[INFORMATION PROVIDED]
•••••
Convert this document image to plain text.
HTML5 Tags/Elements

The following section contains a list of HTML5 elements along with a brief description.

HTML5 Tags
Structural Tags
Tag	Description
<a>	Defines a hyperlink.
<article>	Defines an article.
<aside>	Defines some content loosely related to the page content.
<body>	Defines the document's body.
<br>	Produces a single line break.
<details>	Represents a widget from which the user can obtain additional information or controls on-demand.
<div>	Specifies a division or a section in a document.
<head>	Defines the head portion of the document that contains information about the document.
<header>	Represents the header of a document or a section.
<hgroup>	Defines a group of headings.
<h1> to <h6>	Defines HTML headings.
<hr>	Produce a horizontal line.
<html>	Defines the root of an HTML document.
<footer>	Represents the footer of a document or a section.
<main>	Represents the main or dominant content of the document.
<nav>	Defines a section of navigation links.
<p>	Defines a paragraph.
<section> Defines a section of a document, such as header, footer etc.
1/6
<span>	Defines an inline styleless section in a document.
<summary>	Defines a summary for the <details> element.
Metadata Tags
•••••
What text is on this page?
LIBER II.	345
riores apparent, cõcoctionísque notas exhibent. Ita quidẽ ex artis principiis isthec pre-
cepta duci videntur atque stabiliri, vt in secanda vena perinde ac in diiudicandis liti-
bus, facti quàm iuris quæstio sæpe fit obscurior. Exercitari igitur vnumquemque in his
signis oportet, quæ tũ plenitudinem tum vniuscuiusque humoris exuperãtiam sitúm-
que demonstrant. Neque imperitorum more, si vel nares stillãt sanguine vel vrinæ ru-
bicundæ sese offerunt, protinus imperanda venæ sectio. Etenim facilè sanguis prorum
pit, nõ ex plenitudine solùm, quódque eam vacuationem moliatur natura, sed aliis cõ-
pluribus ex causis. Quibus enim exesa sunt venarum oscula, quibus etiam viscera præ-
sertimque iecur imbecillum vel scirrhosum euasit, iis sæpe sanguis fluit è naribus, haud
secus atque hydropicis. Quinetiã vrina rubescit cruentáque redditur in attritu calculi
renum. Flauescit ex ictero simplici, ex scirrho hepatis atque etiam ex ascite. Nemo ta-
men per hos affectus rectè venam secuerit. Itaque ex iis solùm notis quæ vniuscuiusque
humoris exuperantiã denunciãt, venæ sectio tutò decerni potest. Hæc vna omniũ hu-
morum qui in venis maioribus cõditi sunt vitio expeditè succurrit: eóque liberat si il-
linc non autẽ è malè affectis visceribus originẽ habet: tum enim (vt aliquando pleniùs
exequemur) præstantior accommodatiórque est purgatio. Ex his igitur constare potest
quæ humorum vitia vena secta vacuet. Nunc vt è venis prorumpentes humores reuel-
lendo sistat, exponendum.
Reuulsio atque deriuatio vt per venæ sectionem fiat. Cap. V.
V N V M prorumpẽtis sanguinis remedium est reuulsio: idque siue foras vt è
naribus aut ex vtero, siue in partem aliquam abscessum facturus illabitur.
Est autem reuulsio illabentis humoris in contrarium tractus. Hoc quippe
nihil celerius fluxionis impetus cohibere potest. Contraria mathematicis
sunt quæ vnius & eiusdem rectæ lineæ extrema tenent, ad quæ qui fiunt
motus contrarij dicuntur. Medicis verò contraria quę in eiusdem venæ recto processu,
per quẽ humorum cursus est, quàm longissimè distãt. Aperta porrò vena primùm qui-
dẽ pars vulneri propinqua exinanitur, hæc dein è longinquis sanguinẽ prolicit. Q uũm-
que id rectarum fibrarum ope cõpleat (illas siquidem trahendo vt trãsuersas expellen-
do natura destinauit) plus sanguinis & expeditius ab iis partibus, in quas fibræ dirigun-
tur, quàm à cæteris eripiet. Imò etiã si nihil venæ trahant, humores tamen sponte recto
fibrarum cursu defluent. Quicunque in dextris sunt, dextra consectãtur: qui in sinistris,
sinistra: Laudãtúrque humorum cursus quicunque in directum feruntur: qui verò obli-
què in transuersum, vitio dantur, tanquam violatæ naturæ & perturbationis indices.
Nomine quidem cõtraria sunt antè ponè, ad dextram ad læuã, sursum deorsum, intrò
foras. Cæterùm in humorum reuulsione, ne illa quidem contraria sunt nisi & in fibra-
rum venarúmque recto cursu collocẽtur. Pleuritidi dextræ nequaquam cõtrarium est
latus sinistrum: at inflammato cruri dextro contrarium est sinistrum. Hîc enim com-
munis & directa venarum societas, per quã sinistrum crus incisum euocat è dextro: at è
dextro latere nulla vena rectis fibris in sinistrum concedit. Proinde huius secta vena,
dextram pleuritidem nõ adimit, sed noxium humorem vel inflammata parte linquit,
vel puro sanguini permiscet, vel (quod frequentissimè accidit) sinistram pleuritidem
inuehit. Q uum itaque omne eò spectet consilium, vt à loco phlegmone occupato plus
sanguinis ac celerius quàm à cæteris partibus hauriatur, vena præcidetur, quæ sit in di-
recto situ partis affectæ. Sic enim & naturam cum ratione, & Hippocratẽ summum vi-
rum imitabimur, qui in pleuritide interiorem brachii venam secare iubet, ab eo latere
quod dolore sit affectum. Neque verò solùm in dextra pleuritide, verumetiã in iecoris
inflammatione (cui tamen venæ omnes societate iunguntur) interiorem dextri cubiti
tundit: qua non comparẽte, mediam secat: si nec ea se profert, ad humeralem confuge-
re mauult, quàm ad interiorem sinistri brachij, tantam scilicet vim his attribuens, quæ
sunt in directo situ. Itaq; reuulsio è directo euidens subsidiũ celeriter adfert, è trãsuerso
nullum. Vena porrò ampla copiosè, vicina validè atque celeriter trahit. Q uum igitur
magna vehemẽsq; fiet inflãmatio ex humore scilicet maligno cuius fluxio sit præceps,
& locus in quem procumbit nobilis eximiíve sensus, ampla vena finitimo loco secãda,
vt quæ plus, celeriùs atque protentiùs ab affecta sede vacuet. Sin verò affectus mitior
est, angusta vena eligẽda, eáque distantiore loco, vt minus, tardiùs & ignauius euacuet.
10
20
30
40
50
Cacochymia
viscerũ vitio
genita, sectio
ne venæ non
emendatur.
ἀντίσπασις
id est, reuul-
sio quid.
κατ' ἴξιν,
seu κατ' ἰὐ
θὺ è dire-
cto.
•••••
[TASK REQUIREMENTS]
Using the records above, list each line that includes "tamen".

[EXERCISE RESULT]
tur, quàm à cæteris eripiet. Imò etiã si nihil venæ trahant, humores tamen sponte recto
inflammatione (cui tamen venæ omnes societate iunguntur) interiorem dextri cubiti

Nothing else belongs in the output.